[Work instructions] Pictures are not part of the copy; repeat everything else in the records exactly.
— START OF Records for the exercise —
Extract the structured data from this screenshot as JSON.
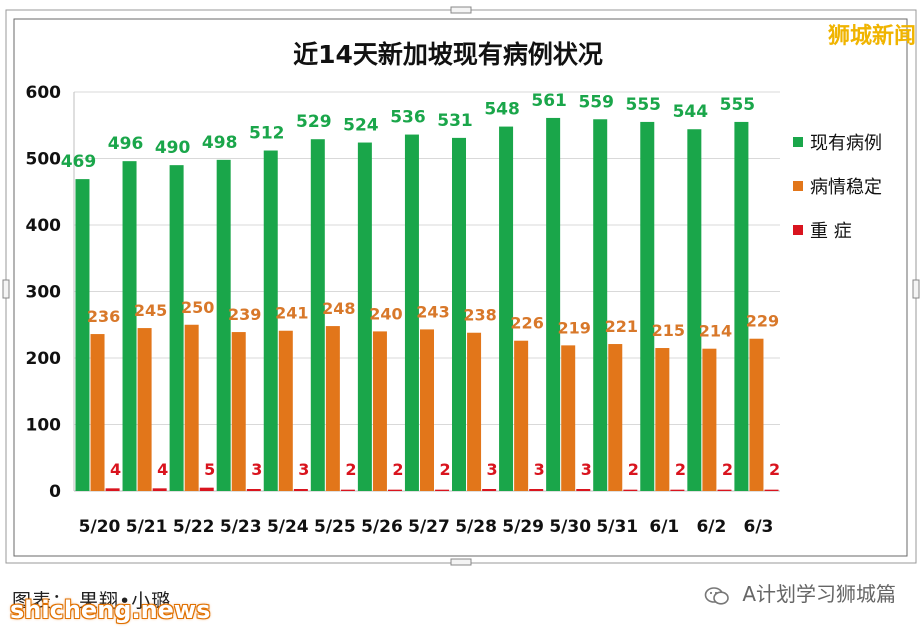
{
  "watermark_top": "狮城新闻",
  "credit_text": "图表： 果翔•小璐",
  "watermark_bottom": "shicheng.news",
  "account_name": "A计划学习狮城篇",
  "colors": {
    "green": "#1aa64a",
    "orange": "#e2761a",
    "red": "#d9141e",
    "green_label": "#1aa64a",
    "orange_label": "#d8782a",
    "red_label": "#d9141e"
  },
  "chart_data": {
    "type": "bar",
    "title": "近14天新加坡现有病例状况",
    "categories": [
      "5/20",
      "5/21",
      "5/22",
      "5/23",
      "5/24",
      "5/25",
      "5/26",
      "5/27",
      "5/28",
      "5/29",
      "5/30",
      "5/31",
      "6/1",
      "6/2",
      "6/3"
    ],
    "series": [
      {
        "name": "现有病例",
        "values": [
          469,
          496,
          490,
          498,
          512,
          529,
          524,
          536,
          531,
          548,
          561,
          559,
          555,
          544,
          555
        ]
      },
      {
        "name": "病情稳定",
        "values": [
          236,
          245,
          250,
          239,
          241,
          248,
          240,
          243,
          238,
          226,
          219,
          221,
          215,
          214,
          229
        ]
      },
      {
        "name": "重 症",
        "values": [
          4,
          4,
          5,
          3,
          3,
          2,
          2,
          2,
          3,
          3,
          3,
          2,
          2,
          2,
          2
        ]
      }
    ],
    "yticks": [
      "0",
      "100",
      "200",
      "300",
      "400",
      "500",
      "600"
    ],
    "ylim": [
      0,
      600
    ],
    "legend_position": "right",
    "grid": true
  }
}
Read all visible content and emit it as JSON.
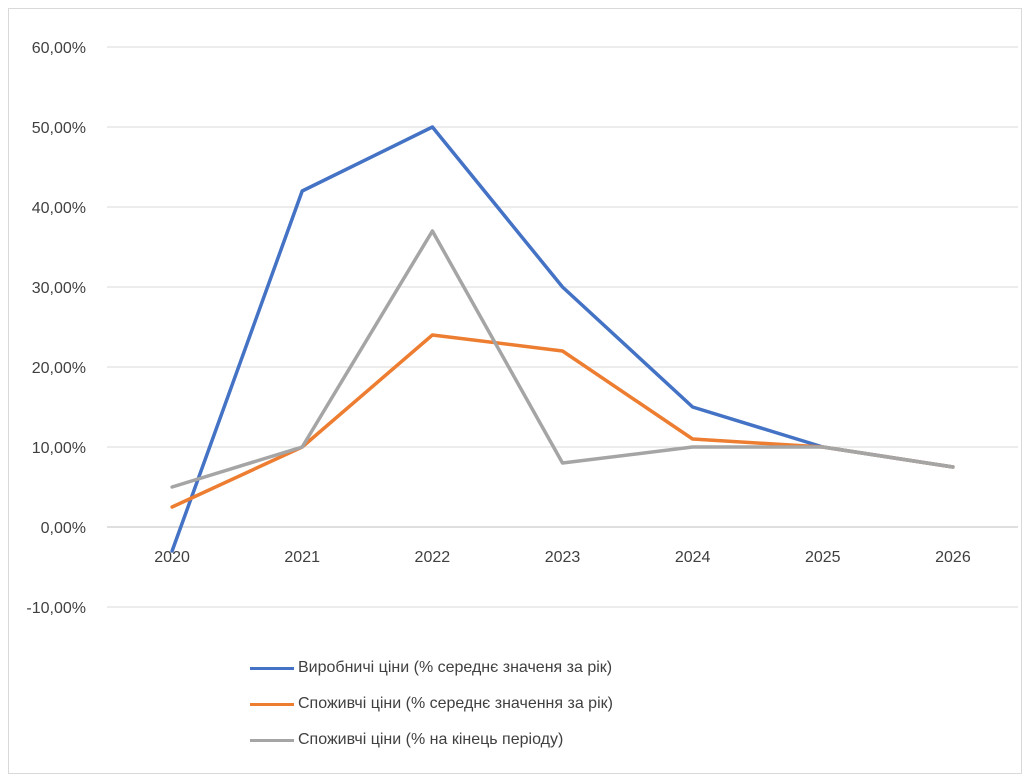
{
  "chart_data": {
    "type": "line",
    "title": "",
    "xlabel": "",
    "ylabel": "",
    "categories": [
      "2020",
      "2021",
      "2022",
      "2023",
      "2024",
      "2025",
      "2026"
    ],
    "ylim": [
      -0.1,
      0.6
    ],
    "y_ticks": [
      -0.1,
      0.0,
      0.1,
      0.2,
      0.3,
      0.4,
      0.5,
      0.6
    ],
    "y_tick_labels": [
      "-10,00%",
      "0,00%",
      "10,00%",
      "20,00%",
      "30,00%",
      "40,00%",
      "50,00%",
      "60,00%"
    ],
    "grid": true,
    "legend_position": "bottom",
    "series": [
      {
        "name": "Виробничі ціни (% середнє значеня за рік)",
        "color": "#4472c4",
        "values": [
          -0.03,
          0.42,
          0.5,
          0.3,
          0.15,
          0.1,
          0.075
        ]
      },
      {
        "name": "Споживчі ціни (% середнє значення за рік)",
        "color": "#ed7d31",
        "values": [
          0.025,
          0.1,
          0.24,
          0.22,
          0.11,
          0.1,
          0.075
        ]
      },
      {
        "name": "Споживчі ціни (% на кінець періоду)",
        "color": "#a5a5a5",
        "values": [
          0.05,
          0.1,
          0.37,
          0.08,
          0.1,
          0.1,
          0.075
        ]
      }
    ]
  }
}
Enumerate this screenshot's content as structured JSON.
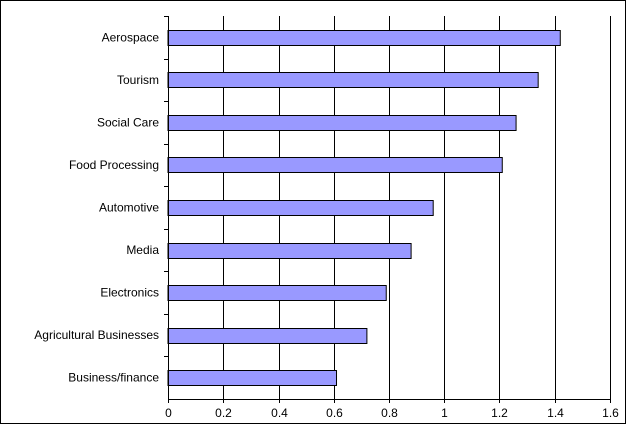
{
  "chart_data": {
    "type": "bar",
    "orientation": "horizontal",
    "title": "",
    "xlabel": "",
    "ylabel": "",
    "categories": [
      "Aerospace",
      "Tourism",
      "Social Care",
      "Food Processing",
      "Automotive",
      "Media",
      "Electronics",
      "Agricultural Businesses",
      "Business/finance"
    ],
    "values": [
      1.42,
      1.34,
      1.26,
      1.21,
      0.96,
      0.88,
      0.79,
      0.72,
      0.61
    ],
    "xlim": [
      0,
      1.6
    ],
    "x_ticks": [
      "0",
      "0.2",
      "0.4",
      "0.6",
      "0.8",
      "1",
      "1.2",
      "1.4",
      "1.6"
    ],
    "grid": "vertical",
    "legend": "none",
    "bar_color": "#9999ff",
    "bar_edge_color": "#000000"
  }
}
— END OF Records for the exercise —
[Correct response]
Extract the structured data from this screenshot as JSON.
{
  "watermark_top": "狮城新闻",
  "credit_text": "图表： 果翔•小璐",
  "watermark_bottom": "shicheng.news",
  "account_name": "A计划学习狮城篇",
  "colors": {
    "green": "#1aa64a",
    "orange": "#e2761a",
    "red": "#d9141e",
    "green_label": "#1aa64a",
    "orange_label": "#d8782a",
    "red_label": "#d9141e"
  },
  "chart_data": {
    "type": "bar",
    "title": "近14天新加坡现有病例状况",
    "categories": [
      "5/20",
      "5/21",
      "5/22",
      "5/23",
      "5/24",
      "5/25",
      "5/26",
      "5/27",
      "5/28",
      "5/29",
      "5/30",
      "5/31",
      "6/1",
      "6/2",
      "6/3"
    ],
    "series": [
      {
        "name": "现有病例",
        "values": [
          469,
          496,
          490,
          498,
          512,
          529,
          524,
          536,
          531,
          548,
          561,
          559,
          555,
          544,
          555
        ]
      },
      {
        "name": "病情稳定",
        "values": [
          236,
          245,
          250,
          239,
          241,
          248,
          240,
          243,
          238,
          226,
          219,
          221,
          215,
          214,
          229
        ]
      },
      {
        "name": "重 症",
        "values": [
          4,
          4,
          5,
          3,
          3,
          2,
          2,
          2,
          3,
          3,
          3,
          2,
          2,
          2,
          2
        ]
      }
    ],
    "yticks": [
      "0",
      "100",
      "200",
      "300",
      "400",
      "500",
      "600"
    ],
    "ylim": [
      0,
      600
    ],
    "legend_position": "right",
    "grid": true
  }
}
Read all visible content and emit it as JSON.
{
  "chart_data": {
    "type": "line",
    "title": "",
    "xlabel": "",
    "ylabel": "",
    "categories": [
      "2020",
      "2021",
      "2022",
      "2023",
      "2024",
      "2025",
      "2026"
    ],
    "ylim": [
      -0.1,
      0.6
    ],
    "y_ticks": [
      -0.1,
      0.0,
      0.1,
      0.2,
      0.3,
      0.4,
      0.5,
      0.6
    ],
    "y_tick_labels": [
      "-10,00%",
      "0,00%",
      "10,00%",
      "20,00%",
      "30,00%",
      "40,00%",
      "50,00%",
      "60,00%"
    ],
    "grid": true,
    "legend_position": "bottom",
    "series": [
      {
        "name": "Виробничі ціни (% середнє значеня за рік)",
        "color": "#4472c4",
        "values": [
          -0.03,
          0.42,
          0.5,
          0.3,
          0.15,
          0.1,
          0.075
        ]
      },
      {
        "name": "Споживчі ціни (% середнє значення за рік)",
        "color": "#ed7d31",
        "values": [
          0.025,
          0.1,
          0.24,
          0.22,
          0.11,
          0.1,
          0.075
        ]
      },
      {
        "name": "Споживчі ціни (% на кінець періоду)",
        "color": "#a5a5a5",
        "values": [
          0.05,
          0.1,
          0.37,
          0.08,
          0.1,
          0.1,
          0.075
        ]
      }
    ]
  }
}
Enumerate this screenshot's content as structured JSON.
{
  "chart_data": {
    "type": "bar",
    "orientation": "horizontal",
    "title": "",
    "xlabel": "",
    "ylabel": "",
    "categories": [
      "Aerospace",
      "Tourism",
      "Social Care",
      "Food Processing",
      "Automotive",
      "Media",
      "Electronics",
      "Agricultural Businesses",
      "Business/finance"
    ],
    "values": [
      1.42,
      1.34,
      1.26,
      1.21,
      0.96,
      0.88,
      0.79,
      0.72,
      0.61
    ],
    "xlim": [
      0,
      1.6
    ],
    "x_ticks": [
      "0",
      "0.2",
      "0.4",
      "0.6",
      "0.8",
      "1",
      "1.2",
      "1.4",
      "1.6"
    ],
    "grid": "vertical",
    "legend": "none",
    "bar_color": "#9999ff",
    "bar_edge_color": "#000000"
  }
}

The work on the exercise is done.